THE PROBLEM — Find and copy each line of the records where the string "this" shows up.

Document page image records

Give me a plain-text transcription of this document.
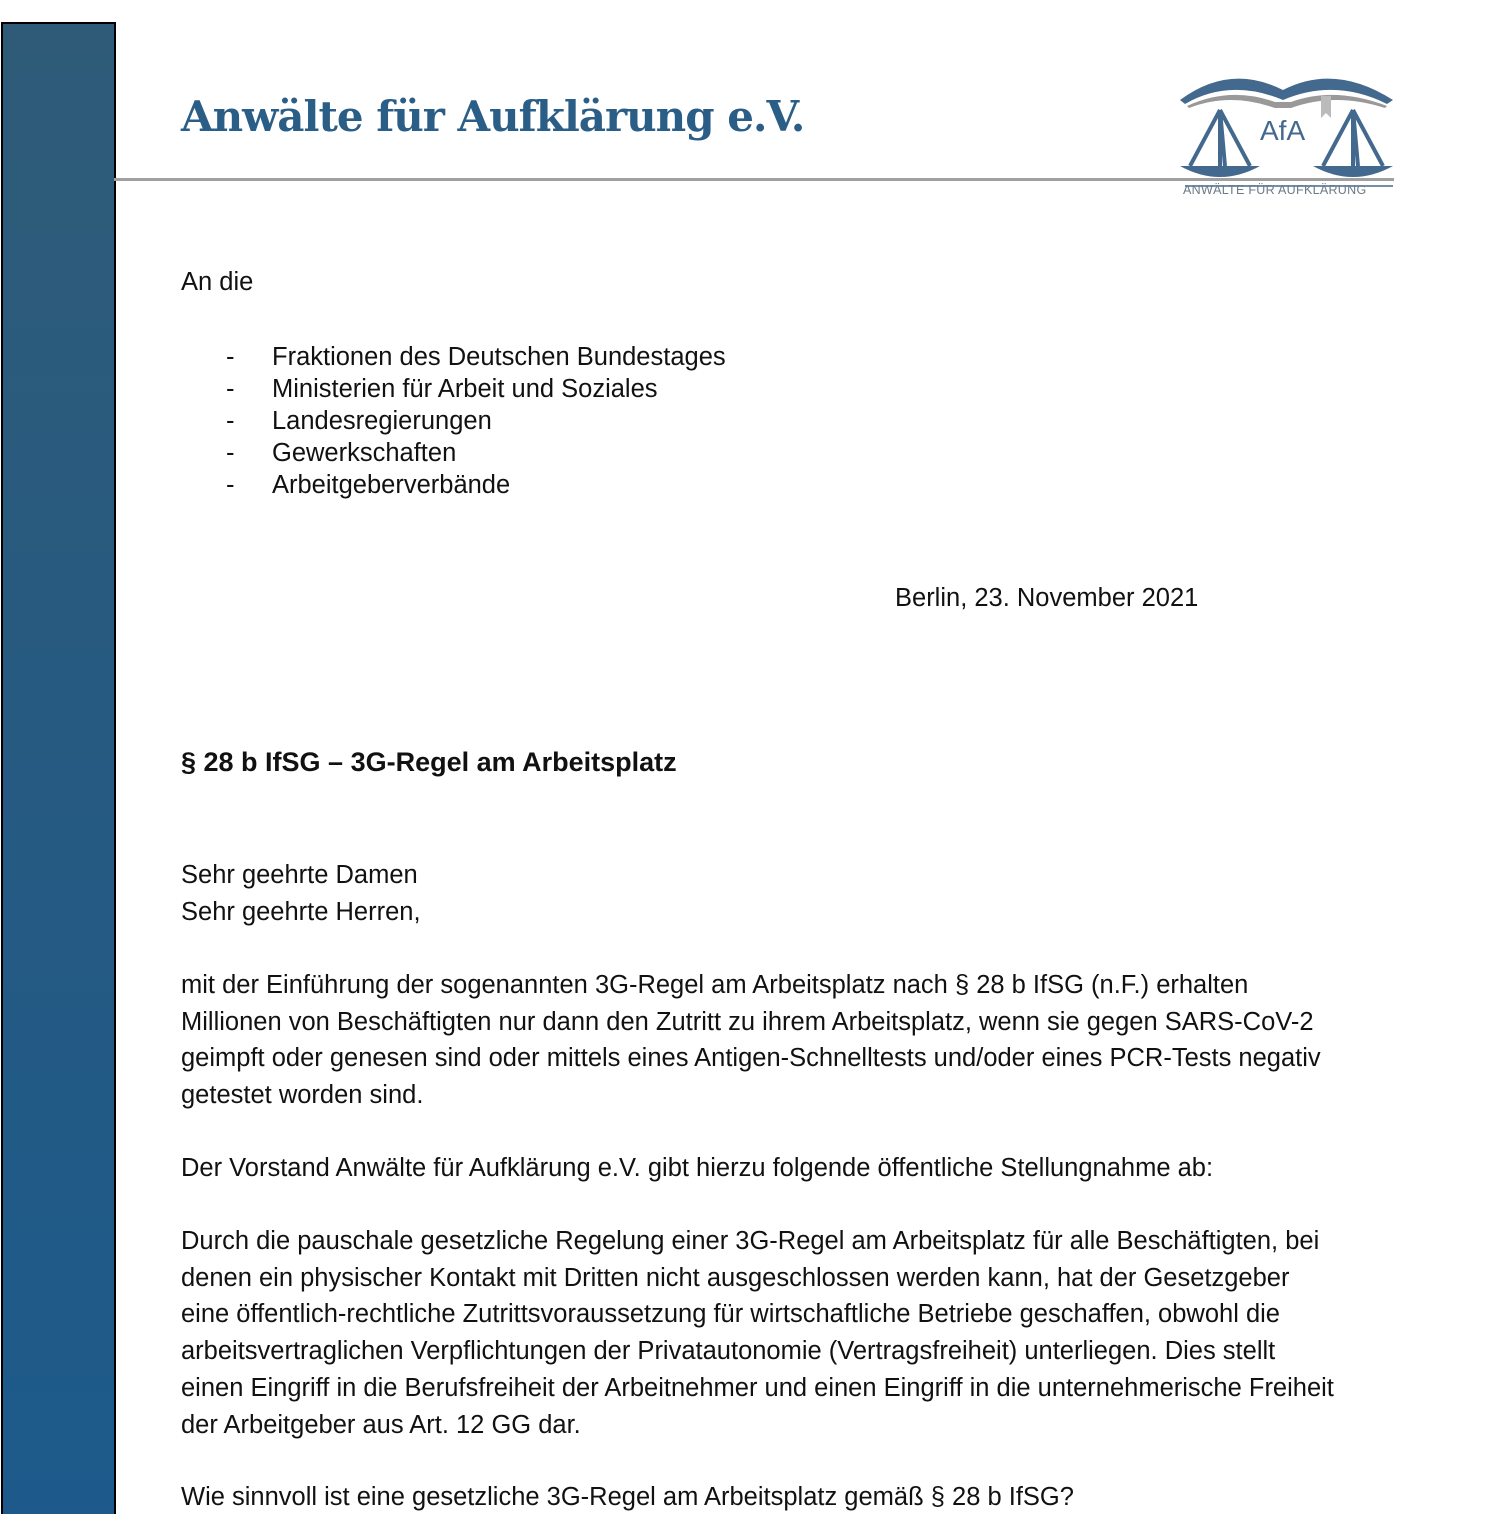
Anwälte für Aufklärung e.V.	AfA
ANWÄLTE FÜR AUFKLÄRUNG
An die
-	Fraktionen des Deutschen Bundestages
-	Ministerien für Arbeit und Soziales
-	Landesregierungen
-	Gewerkschaften
-	Arbeitgeberverbände
Berlin, 23. November 2021
§ 28 b IfSG – 3G-Regel am Arbeitsplatz
Sehr geehrte Damen
Sehr geehrte Herren,

mit der Einführung der sogenannten 3G-Regel am Arbeitsplatz nach § 28 b IfSG (n.F.) erhalten Millionen von Beschäftigten nur dann den Zutritt zu ihrem Arbeitsplatz, wenn sie gegen SARS-CoV-2 geimpft oder genesen sind oder mittels eines Antigen-Schnelltests und/oder eines PCR-Tests negativ getestet worden sind.

Der Vorstand Anwälte für Aufklärung e.V. gibt hierzu folgende öffentliche Stellungnahme ab:

Durch die pauschale gesetzliche Regelung einer 3G-Regel am Arbeitsplatz für alle Beschäftigten, bei denen ein physischer Kontakt mit Dritten nicht ausgeschlossen werden kann, hat der Gesetzgeber eine öffentlich-rechtliche Zutrittsvoraussetzung für wirtschaftliche Betriebe geschaffen, obwohl die arbeitsvertraglichen Verpflichtungen der Privatautonomie (Vertragsfreiheit) unterliegen. Dies stellt einen Eingriff in die Berufsfreiheit der Arbeitnehmer und einen Eingriff in die unternehmerische Freiheit der Arbeitgeber aus Art. 12 GG dar.

Wie sinnvoll ist eine gesetzliche 3G-Regel am Arbeitsplatz gemäß § 28 b IfSG?
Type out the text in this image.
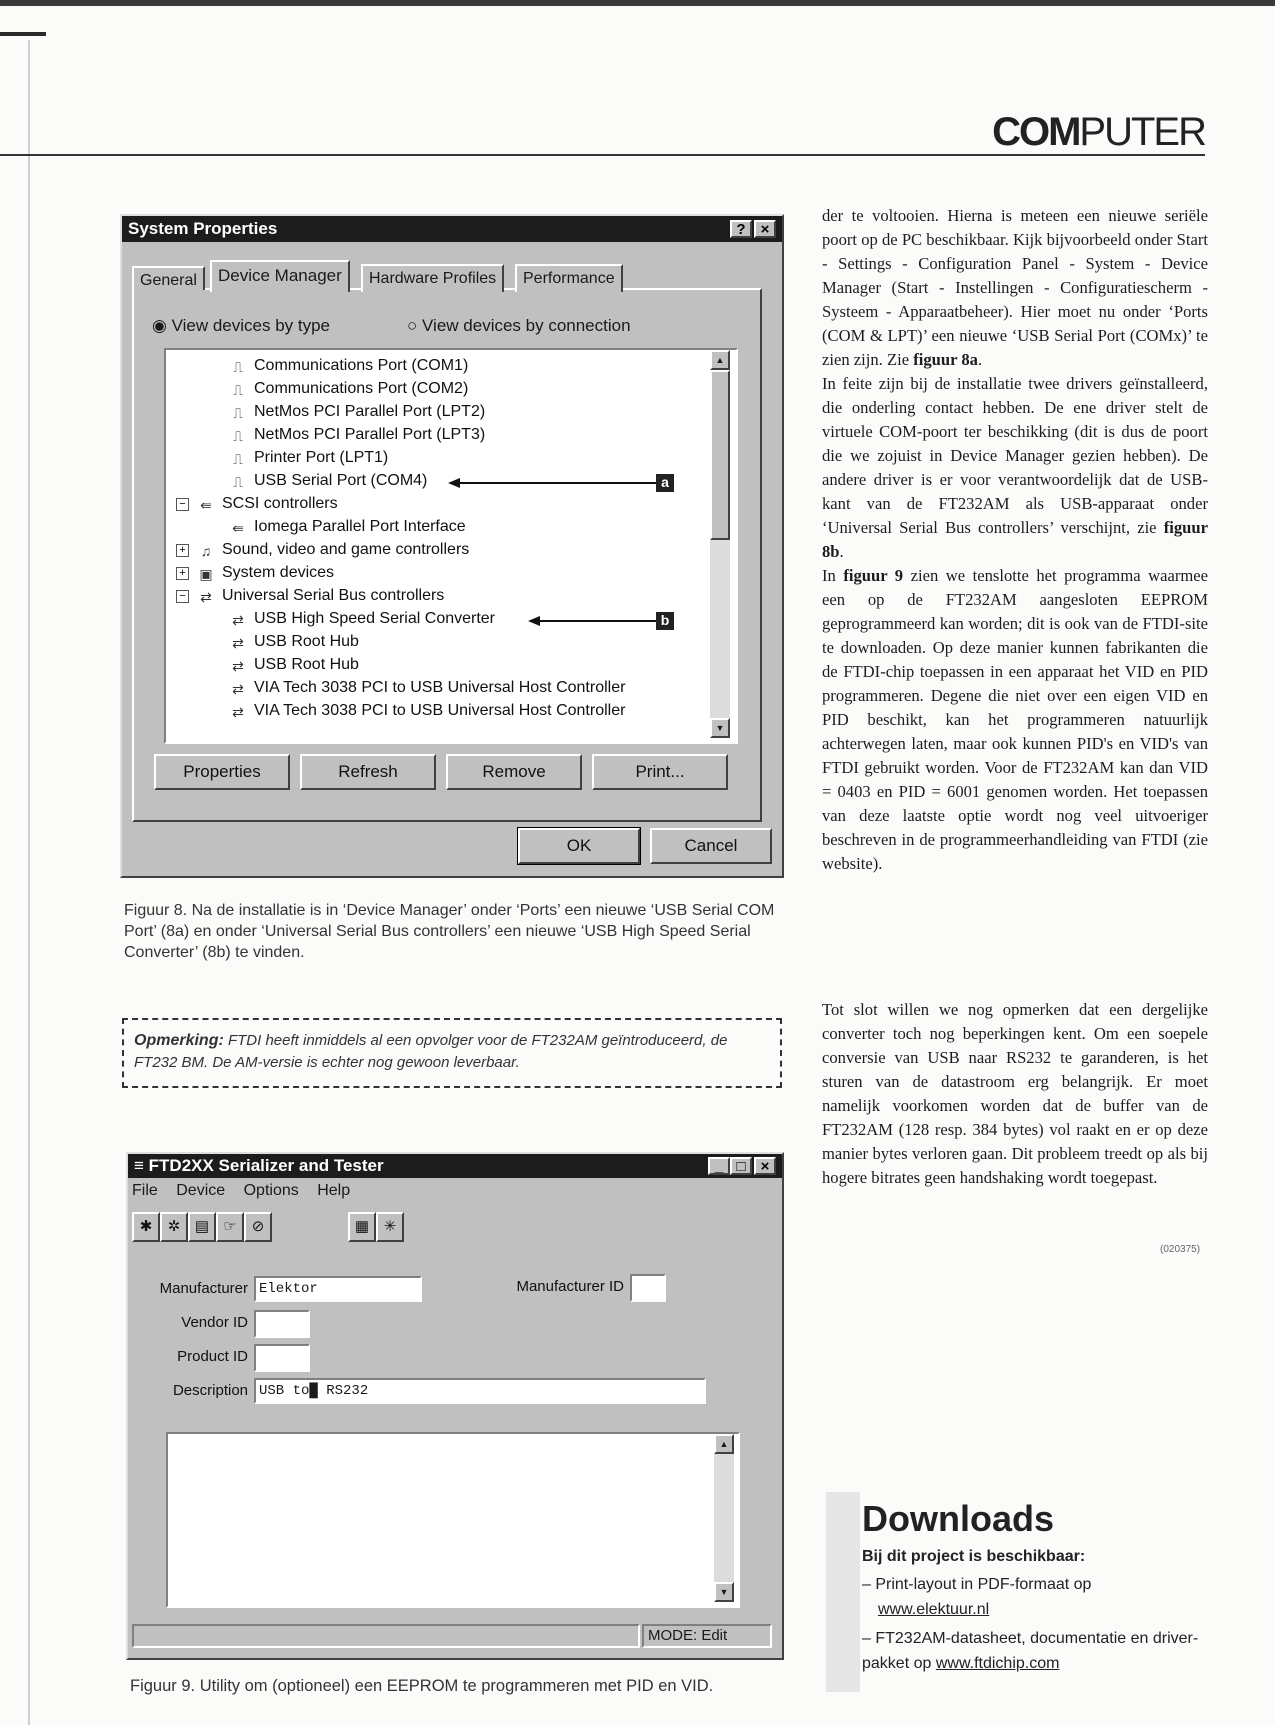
COMPUTER
System Properties	?	×
General	Device Manager	Hardware Profiles	Performance
◉ View devices by type	○ View devices by connection
⎍ Communications Port (COM1)
⎍ Communications Port (COM2)
⎍ NetMos PCI Parallel Port (LPT2)
⎍ NetMos PCI Parallel Port (LPT3)
⎍ Printer Port (LPT1)
⎍ USB Serial Port (COM4)
− ⇚ SCSI controllers
⇚ Iomega Parallel Port Interface
+	♫ Sound, video and game controllers
+ ▣ System devices
− ⇄ Universal Serial Bus controllers
⇄ USB High Speed Serial Converter
⇄ USB Root Hub
⇄ USB Root Hub
⇄ VIA Tech 3038 PCI to USB Universal Host Controller
⇄ VIA Tech 3038 PCI to USB Universal Host Controller
a
b
▲
▼
Properties	Refresh	Remove	Print...
OK	Cancel
Figuur 8. Na de installatie is in ‘Device Manager’ onder ‘Ports’ een nieuwe ‘USB Serial COM Port’ (8a) en onder ‘Universal Serial Bus controllers’ een nieuwe ‘USB High Speed Serial Converter’ (8b) te vinden.
Opmerking: FTDI heeft inmiddels al een opvolger voor de FT232AM geïntroduceerd, de FT232 BM. De AM-versie is echter nog gewoon leverbaar.
≡ FTD2XX Serializer and Tester	_ □	×
File Device Options Help
✱	✲ ▤ ☞ ⊘	▦ ✳
Manufacturer Elektor	Manufacturer ID
Vendor ID
Product ID
Description USB to█ RS232
▲
▼
MODE: Edit
Figuur 9. Utility om (optioneel) een EEPROM te programmeren met PID en VID.

der te voltooien. Hierna is meteen een nieuwe seriële poort op de PC beschikbaar. Kijk bijvoorbeeld onder Start - Settings - Configuration Panel - System - Device Manager (Start - Instellingen - Configuratiescherm - Systeem - Apparaatbeheer). Hier moet nu onder ‘Ports (COM & LPT)’ een nieuwe ‘USB Serial Port (COMx)’ te zien zijn. Zie figuur 8a.

In feite zijn bij de installatie twee drivers geïnstalleerd, die onderling contact hebben. De ene driver stelt de virtuele COM-poort ter beschikking (dit is dus de poort die we zojuist in Device Manager gezien hebben). De andere driver is er voor verantwoordelijk dat de USB-kant van de FT232AM als USB-apparaat onder ‘Universal Serial Bus controllers’ verschijnt, zie figuur 8b.

In figuur 9 zien we tenslotte het programma waarmee een op de FT232AM aangesloten EEPROM geprogrammeerd kan worden; dit is ook van de FTDI-site te downloaden. Op deze manier kunnen fabrikanten die de FTDI-chip toepassen in een apparaat het VID en PID programmeren. Degene die niet over een eigen VID en PID beschikt, kan het programmeren natuurlijk achterwegen laten, maar ook kunnen PID's en VID's van FTDI gebruikt worden. Voor de FT232AM kan dan VID = 0403 en PID = 6001 genomen worden. Het toepassen van deze laatste optie wordt nog veel uitvoeriger beschreven in de programmeerhandleiding van FTDI (zie website).

Tot slot willen we nog opmerken dat een dergelijke converter toch nog beperkingen kent. Om een soepele conversie van USB naar RS232 te garanderen, is het sturen van de datastroom erg belangrijk. Er moet namelijk voorkomen worden dat de buffer van de FT232AM (128 resp. 384 bytes) vol raakt en er op deze manier bytes verloren gaan. Dit probleem treedt op als bij hogere bitrates geen handshaking wordt toegepast.

(020375)
Downloads
Bij dit project is beschikbaar:
– Print-layout in PDF-formaat op
www.elektuur.nl
– FT232AM-datasheet, documentatie en driver-pakket op www.ftdichip.com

TASK SOLUTION —
Give me a plain-text transcription of this document.
Type out the text in this image.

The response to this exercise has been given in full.